(Stored records)
(begin)

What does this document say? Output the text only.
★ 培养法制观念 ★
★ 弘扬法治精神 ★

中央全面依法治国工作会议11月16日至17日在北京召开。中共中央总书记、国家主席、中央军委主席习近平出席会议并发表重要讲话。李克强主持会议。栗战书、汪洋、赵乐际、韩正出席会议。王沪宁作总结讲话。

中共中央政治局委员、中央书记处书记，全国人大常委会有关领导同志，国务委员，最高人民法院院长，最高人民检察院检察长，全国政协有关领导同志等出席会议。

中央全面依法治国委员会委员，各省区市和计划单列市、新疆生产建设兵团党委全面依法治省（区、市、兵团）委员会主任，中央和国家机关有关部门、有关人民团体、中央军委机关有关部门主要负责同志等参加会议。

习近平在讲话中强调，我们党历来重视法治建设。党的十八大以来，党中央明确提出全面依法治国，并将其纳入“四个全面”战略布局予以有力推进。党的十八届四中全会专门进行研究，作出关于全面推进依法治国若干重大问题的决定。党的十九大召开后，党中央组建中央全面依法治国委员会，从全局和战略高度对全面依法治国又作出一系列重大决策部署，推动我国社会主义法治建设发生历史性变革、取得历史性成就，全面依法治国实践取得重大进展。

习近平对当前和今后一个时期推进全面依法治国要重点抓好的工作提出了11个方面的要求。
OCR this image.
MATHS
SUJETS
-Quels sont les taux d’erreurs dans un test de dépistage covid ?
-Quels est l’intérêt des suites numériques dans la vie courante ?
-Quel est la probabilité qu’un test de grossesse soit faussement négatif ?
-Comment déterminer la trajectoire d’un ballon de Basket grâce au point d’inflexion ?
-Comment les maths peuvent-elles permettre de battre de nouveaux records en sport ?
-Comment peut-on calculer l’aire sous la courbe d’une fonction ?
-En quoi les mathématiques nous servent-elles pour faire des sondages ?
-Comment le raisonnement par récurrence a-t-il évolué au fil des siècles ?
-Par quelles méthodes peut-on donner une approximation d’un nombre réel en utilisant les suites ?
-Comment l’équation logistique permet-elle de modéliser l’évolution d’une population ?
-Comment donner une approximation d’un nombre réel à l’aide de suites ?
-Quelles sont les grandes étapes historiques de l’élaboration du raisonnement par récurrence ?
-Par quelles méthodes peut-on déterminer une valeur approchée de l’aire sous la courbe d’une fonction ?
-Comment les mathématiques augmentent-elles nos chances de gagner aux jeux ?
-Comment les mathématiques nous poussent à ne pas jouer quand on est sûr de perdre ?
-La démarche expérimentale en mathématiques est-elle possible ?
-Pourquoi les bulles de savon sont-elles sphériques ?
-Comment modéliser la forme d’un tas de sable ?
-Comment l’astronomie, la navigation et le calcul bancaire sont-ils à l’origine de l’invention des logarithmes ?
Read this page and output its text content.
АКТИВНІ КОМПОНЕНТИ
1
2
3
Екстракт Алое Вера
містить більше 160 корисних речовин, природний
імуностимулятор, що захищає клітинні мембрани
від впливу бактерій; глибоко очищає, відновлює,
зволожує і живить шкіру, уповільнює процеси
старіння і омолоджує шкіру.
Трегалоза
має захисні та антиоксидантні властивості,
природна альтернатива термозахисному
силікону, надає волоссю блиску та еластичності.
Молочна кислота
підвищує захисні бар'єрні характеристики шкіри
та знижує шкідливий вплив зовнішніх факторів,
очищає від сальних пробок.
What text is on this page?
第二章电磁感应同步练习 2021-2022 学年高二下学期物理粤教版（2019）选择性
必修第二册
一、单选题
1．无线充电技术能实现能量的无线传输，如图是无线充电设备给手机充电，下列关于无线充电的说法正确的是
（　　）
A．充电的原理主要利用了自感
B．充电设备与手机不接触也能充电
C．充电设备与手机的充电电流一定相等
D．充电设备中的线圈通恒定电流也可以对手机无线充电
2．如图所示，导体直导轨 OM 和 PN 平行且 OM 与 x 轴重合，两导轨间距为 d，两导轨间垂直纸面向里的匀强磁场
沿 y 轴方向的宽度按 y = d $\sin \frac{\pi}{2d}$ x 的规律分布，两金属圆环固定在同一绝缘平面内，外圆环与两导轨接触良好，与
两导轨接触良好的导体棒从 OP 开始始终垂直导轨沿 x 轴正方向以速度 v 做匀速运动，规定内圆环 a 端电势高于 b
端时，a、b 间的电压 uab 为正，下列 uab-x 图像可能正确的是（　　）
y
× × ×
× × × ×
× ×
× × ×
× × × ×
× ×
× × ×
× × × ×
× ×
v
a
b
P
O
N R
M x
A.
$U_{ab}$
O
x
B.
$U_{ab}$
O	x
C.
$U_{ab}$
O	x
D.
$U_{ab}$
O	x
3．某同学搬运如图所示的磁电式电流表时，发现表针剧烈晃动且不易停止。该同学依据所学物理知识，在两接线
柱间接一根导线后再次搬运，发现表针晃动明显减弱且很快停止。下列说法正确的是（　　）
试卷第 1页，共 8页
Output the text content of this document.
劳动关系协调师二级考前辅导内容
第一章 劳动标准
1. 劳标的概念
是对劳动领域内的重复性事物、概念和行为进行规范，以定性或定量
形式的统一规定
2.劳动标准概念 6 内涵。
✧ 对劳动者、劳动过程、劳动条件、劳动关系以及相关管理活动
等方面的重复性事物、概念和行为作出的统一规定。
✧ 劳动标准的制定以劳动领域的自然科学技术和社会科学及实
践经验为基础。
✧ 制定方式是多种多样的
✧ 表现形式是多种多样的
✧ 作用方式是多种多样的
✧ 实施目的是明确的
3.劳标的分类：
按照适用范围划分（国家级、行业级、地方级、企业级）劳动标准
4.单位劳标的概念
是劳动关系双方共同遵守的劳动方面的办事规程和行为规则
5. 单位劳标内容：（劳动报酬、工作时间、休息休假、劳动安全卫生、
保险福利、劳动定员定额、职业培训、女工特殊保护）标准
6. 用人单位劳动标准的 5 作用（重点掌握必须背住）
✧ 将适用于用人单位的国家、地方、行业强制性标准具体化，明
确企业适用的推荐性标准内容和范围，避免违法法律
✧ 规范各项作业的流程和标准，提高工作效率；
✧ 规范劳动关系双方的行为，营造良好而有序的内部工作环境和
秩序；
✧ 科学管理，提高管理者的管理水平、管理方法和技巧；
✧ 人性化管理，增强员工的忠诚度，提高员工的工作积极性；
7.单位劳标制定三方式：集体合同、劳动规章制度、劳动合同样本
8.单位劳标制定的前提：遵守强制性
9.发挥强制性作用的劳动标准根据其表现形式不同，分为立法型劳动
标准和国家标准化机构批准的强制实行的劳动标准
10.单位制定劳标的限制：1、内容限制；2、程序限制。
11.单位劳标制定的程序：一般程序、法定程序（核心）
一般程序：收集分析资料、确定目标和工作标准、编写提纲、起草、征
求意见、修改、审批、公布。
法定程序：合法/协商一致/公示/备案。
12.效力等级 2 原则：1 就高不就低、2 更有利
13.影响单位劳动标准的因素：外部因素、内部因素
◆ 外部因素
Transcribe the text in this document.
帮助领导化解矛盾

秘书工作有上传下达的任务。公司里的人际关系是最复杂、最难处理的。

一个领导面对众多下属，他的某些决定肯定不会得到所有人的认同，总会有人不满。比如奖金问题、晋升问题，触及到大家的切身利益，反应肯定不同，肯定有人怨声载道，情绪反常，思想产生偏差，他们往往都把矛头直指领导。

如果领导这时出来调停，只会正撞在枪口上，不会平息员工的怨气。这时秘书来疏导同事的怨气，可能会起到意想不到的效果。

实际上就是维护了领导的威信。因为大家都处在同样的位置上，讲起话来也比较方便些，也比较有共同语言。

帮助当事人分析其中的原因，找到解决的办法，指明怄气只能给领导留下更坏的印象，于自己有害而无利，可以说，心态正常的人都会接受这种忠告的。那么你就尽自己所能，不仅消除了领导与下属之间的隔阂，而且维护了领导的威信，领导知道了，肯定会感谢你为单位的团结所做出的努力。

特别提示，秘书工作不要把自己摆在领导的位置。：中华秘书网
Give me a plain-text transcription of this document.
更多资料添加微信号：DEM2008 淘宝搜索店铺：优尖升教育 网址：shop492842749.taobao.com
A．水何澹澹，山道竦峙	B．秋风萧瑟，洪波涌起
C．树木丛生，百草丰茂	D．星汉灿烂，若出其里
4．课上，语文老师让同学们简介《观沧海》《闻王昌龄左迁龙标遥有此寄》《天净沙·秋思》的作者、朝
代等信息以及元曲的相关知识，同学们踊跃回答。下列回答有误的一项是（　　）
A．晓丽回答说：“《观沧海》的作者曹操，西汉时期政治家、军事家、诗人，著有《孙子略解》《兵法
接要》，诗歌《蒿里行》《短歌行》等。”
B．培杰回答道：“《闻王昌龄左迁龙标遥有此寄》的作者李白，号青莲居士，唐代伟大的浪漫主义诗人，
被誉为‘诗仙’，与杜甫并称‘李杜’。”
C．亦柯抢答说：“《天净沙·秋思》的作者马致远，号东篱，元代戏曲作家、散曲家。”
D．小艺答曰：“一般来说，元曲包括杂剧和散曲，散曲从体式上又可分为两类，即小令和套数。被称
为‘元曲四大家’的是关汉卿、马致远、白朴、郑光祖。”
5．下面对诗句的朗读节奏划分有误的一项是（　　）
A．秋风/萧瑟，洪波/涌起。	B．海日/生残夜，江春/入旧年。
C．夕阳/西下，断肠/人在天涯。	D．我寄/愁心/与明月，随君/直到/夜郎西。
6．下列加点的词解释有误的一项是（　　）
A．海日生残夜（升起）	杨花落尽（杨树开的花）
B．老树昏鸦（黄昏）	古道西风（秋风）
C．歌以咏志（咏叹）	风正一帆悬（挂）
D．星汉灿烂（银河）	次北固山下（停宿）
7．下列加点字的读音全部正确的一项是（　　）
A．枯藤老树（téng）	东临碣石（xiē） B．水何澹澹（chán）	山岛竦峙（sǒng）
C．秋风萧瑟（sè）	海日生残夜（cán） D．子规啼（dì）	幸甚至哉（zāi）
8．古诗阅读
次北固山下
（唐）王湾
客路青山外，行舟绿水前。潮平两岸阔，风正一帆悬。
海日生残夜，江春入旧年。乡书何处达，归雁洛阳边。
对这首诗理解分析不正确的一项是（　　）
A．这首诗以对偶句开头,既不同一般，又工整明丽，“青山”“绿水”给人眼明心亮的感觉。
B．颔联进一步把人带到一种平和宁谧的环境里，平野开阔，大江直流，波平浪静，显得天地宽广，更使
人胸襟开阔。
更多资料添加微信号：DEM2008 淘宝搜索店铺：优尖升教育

(end)

Brief:
Only lines that contain the word "test" are wanted; copy each of them.

Answer to this problem:
-Quels sont les taux d’erreurs dans un test de dépistage covid ?
-Quel est la probabilité qu’un test de grossesse soit faussement négatif ?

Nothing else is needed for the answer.